Passage provided →
• • • • • • •
From personal to universal

parker and power

Rev. Theodore Parker (left), the prototype for Rev. Power

In Work Louisa was able to fashion a personal search for meaning through a tale with universal appeal. Elbert points to the Reverend Theodore Parker, a radical preacher (see previous post) whose sermons, “The Public Function of Woman” and “Laborious Young Women” deeply inspired Louisa at a time when she was at her lowest point. He became the Rev. Power in the story whose words, practical assistance and guidance led Christie from her despair into a new life full of purpose.

In the beginning

christie and aunt betseyChristie Devon was a pioneer of sorts. As an orphan freed from taking care of aging parents, she opted for independence over marriage announcing to her Aunt Betsey that (taking words from the Seneca Falls Convention – Ibid, pg. 193) “there’s going to be a new Declaration of Independence.” She then proceeded to knead her bread most vigorously, “kneading the dough as if it was her destiny, and she was shaping it to suit herself …” (Chapter 1, Work A Story of Experience from archive.org).

War brings change

Elbert saw this as a symbolic gesture marking a farewell to the rural way of life, a narrow way which for generations had so shaped a woman’s life. The Civil War, much like World War II, had shaken society and the family to its foundations. Because the men were called away, the women stepped up and took their places, as head of households and workers in the public sphere. (pg. 193 from Critical Essays on Louisa May Alcott).

Skillful yet unappreciated

Wages were seen as a path to independence but that path would be very hard. Christie, like most women, was trained in housewifery, a skill that was not valued in the workplace. She soon learned it was necessary for her to cultivate one skill.

Subtle humiliation

servant The obvious place to start was domestic service. By all outward appearances, being a servant didn’t seem all that bad: the work place was in a fine home with many comfortable accoutrements. It was not long before Christie saw the pitfalls: she was expected to serve the family with all the devotion and loyalty of a family member but without any of the benefits. She was not even allowed to retain her own name. It was work meant to keep her in her place through endless and subtle humiliation, with the ultimate being her firing because her “fashionable” employer forgot herself in chastising her employee and couldn’t live with it.

Evolving

In her search for meaningful employment, Christie went through a succession of jobs, from actress, to governess, to companion, to seamstress in a factory.

Choosing between being true or being successful

actressChristie grew quite talented as an actress and could have been successful. She felt, however, that the unwholesome temptations and vanities prevented her from being a true woman of character. Louisa had long dreamt of a life on the stage and through Christie she realized that dream only to have it fade when the consequences of that life proved too costly. Undoubtedly Louisa too flirted with the unwholesome aspects of the stage, and she knew some success but not at the level that Christie enjoyed. In a sense, she used Christie’s experience to rationalize her own decision to leave the theatre.
• • • • • • •
Records →
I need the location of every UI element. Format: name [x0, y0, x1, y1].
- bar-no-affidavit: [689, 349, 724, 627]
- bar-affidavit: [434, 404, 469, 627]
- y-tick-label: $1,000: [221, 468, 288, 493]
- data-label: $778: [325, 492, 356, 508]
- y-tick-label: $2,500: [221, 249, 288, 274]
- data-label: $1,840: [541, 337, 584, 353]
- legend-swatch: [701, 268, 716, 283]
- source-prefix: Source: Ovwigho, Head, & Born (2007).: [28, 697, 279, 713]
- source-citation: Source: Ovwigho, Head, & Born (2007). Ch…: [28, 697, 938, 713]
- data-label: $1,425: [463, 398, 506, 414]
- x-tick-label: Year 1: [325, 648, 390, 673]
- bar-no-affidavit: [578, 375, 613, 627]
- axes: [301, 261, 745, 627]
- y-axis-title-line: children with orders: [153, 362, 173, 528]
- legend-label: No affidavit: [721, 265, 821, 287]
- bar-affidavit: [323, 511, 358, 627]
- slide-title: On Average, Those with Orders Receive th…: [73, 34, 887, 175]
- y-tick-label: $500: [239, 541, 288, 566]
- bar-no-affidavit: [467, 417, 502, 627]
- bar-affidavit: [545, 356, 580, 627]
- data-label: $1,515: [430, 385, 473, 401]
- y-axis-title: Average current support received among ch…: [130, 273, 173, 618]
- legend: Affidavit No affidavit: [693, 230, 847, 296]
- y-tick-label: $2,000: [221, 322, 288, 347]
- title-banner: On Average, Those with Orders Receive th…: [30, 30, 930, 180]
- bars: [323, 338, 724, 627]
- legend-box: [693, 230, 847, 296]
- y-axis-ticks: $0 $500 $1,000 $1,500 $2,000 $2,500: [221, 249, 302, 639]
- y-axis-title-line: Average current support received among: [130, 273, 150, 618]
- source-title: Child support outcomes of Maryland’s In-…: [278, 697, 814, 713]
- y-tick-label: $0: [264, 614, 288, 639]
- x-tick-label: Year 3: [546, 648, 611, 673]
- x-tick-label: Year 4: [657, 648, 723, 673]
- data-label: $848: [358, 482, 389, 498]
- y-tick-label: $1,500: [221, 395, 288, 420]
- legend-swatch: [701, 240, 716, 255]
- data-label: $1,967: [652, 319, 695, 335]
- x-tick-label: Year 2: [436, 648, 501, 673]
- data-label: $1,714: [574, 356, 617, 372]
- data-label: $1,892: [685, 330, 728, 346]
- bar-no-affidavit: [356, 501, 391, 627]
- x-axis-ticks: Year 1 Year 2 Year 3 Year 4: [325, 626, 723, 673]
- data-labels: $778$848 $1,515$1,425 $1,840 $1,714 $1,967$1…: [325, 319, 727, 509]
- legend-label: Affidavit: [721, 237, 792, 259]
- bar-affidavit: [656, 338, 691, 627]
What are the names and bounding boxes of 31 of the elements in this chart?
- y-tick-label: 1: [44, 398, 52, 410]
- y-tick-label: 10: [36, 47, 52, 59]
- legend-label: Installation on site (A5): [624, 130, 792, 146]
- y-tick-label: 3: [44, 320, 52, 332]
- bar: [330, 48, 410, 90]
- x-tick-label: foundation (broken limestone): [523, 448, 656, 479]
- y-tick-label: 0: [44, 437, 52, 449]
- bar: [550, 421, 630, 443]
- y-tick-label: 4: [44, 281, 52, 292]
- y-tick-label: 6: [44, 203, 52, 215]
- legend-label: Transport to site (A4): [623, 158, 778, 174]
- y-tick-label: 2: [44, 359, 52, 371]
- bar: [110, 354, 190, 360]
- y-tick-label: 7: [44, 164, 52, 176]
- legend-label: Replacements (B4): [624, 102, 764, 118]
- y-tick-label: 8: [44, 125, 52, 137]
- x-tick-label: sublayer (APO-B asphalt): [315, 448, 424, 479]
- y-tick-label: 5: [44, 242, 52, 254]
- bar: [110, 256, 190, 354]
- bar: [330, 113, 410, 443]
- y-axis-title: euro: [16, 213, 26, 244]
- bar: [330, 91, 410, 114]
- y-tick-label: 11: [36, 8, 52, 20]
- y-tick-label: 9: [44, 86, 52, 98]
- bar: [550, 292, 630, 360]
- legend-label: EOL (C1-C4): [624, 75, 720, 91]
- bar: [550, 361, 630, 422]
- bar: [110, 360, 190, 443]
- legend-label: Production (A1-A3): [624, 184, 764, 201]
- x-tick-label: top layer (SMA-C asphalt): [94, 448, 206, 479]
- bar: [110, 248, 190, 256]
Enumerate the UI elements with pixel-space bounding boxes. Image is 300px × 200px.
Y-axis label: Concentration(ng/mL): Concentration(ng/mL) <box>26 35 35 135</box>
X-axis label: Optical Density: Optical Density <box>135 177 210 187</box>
• • • • • • •
Can you sum up the passage about Louisa's novel Work in two sentences? None of the data is needed here.

In Work, Louisa turned her personal search for meaning into the story of Christie Devon, an orphan who chooses independence over marriage and is led out of despair by the Rev. Power, a character modeled on the Reverend Theodore Parker. Looking for meaningful employment, Christie moves from humiliating domestic service through jobs as an actress, governess, companion and factory seamstress, and despite her talent she leaves the stage because its temptations and vanities kept her from being a true woman of character.